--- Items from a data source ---
_ _ _ _

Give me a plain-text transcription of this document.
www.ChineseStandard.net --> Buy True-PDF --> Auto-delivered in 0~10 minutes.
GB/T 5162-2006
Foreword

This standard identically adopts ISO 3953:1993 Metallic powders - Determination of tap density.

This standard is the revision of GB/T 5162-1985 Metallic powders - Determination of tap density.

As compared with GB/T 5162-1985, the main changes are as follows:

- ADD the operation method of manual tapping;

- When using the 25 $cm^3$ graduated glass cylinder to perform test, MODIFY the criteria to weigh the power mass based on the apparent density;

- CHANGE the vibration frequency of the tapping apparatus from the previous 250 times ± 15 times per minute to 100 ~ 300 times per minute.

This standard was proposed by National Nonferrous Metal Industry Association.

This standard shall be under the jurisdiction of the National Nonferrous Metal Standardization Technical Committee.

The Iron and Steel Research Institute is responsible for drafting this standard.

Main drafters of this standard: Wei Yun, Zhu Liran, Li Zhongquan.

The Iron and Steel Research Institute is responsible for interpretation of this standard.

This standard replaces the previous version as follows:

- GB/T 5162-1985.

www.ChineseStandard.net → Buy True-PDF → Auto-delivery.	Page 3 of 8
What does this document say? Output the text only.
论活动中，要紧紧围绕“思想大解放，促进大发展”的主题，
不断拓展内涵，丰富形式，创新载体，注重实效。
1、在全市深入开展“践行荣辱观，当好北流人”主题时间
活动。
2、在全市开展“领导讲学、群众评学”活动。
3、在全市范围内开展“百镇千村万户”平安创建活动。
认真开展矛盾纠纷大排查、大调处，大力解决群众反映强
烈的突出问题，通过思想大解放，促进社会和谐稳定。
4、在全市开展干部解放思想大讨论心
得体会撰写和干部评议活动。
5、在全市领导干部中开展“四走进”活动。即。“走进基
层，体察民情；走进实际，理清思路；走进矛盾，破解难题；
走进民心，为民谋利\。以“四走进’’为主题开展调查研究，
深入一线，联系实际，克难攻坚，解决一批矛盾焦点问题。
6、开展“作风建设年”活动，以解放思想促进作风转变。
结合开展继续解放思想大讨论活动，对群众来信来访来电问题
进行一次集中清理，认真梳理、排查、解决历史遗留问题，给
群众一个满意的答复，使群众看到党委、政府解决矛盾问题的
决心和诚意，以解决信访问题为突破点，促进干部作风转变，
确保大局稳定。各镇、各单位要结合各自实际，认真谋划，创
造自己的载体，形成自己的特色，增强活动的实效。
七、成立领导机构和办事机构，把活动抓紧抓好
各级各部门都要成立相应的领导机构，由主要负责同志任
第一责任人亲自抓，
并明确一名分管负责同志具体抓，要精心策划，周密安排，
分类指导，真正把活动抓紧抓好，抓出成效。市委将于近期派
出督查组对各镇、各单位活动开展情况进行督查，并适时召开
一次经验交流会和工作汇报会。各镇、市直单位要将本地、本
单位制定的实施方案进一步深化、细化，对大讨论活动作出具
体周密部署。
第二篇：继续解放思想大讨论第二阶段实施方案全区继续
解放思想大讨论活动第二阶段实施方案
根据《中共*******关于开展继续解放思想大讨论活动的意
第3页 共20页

_ _ _ _

--- Brief ---
Your task is to transcribe the material exactly.

--- The reply ---
Give me a plain-text transcription of this document.
www.ChineseStandard.net --> Buy True-PDF --> Auto-delivered in 0~10 minutes.
GB/T 5162-2006
Foreword

This standard identically adopts ISO 3953:1993 Metallic powders - Determination of tap density.

This standard is the revision of GB/T 5162-1985 Metallic powders - Determination of tap density.

As compared with GB/T 5162-1985, the main changes are as follows:

- ADD the operation method of manual tapping;

- When using the 25 $cm^3$ graduated glass cylinder to perform test, MODIFY the criteria to weigh the power mass based on the apparent density;

- CHANGE the vibration frequency of the tapping apparatus from the previous 250 times ± 15 times per minute to 100 ~ 300 times per minute.

This standard was proposed by National Nonferrous Metal Industry Association.

This standard shall be under the jurisdiction of the National Nonferrous Metal Standardization Technical Committee.

The Iron and Steel Research Institute is responsible for drafting this standard.

Main drafters of this standard: Wei Yun, Zhu Liran, Li Zhongquan.

The Iron and Steel Research Institute is responsible for interpretation of this standard.

This standard replaces the previous version as follows:

- GB/T 5162-1985.

www.ChineseStandard.net → Buy True-PDF → Auto-delivery.	Page 3 of 8
What does this document say? Output the text only.
论活动中，要紧紧围绕“思想大解放，促进大发展”的主题，
不断拓展内涵，丰富形式，创新载体，注重实效。
1、在全市深入开展“践行荣辱观，当好北流人”主题时间
活动。
2、在全市开展“领导讲学、群众评学”活动。
3、在全市范围内开展“百镇千村万户”平安创建活动。
认真开展矛盾纠纷大排查、大调处，大力解决群众反映强
烈的突出问题，通过思想大解放，促进社会和谐稳定。
4、在全市开展干部解放思想大讨论心
得体会撰写和干部评议活动。
5、在全市领导干部中开展“四走进”活动。即。“走进基
层，体察民情；走进实际，理清思路；走进矛盾，破解难题；
走进民心，为民谋利\。以“四走进’’为主题开展调查研究，
深入一线，联系实际，克难攻坚，解决一批矛盾焦点问题。
6、开展“作风建设年”活动，以解放思想促进作风转变。
结合开展继续解放思想大讨论活动，对群众来信来访来电问题
进行一次集中清理，认真梳理、排查、解决历史遗留问题，给
群众一个满意的答复，使群众看到党委、政府解决矛盾问题的
决心和诚意，以解决信访问题为突破点，促进干部作风转变，
确保大局稳定。各镇、各单位要结合各自实际，认真谋划，创
造自己的载体，形成自己的特色，增强活动的实效。
七、成立领导机构和办事机构，把活动抓紧抓好
各级各部门都要成立相应的领导机构，由主要负责同志任
第一责任人亲自抓，
并明确一名分管负责同志具体抓，要精心策划，周密安排，
分类指导，真正把活动抓紧抓好，抓出成效。市委将于近期派
出督查组对各镇、各单位活动开展情况进行督查，并适时召开
一次经验交流会和工作汇报会。各镇、市直单位要将本地、本
单位制定的实施方案进一步深化、细化，对大讨论活动作出具
体周密部署。
第二篇：继续解放思想大讨论第二阶段实施方案全区继续
解放思想大讨论活动第二阶段实施方案
根据《中共*******关于开展继续解放思想大讨论活动的意
第3页 共20页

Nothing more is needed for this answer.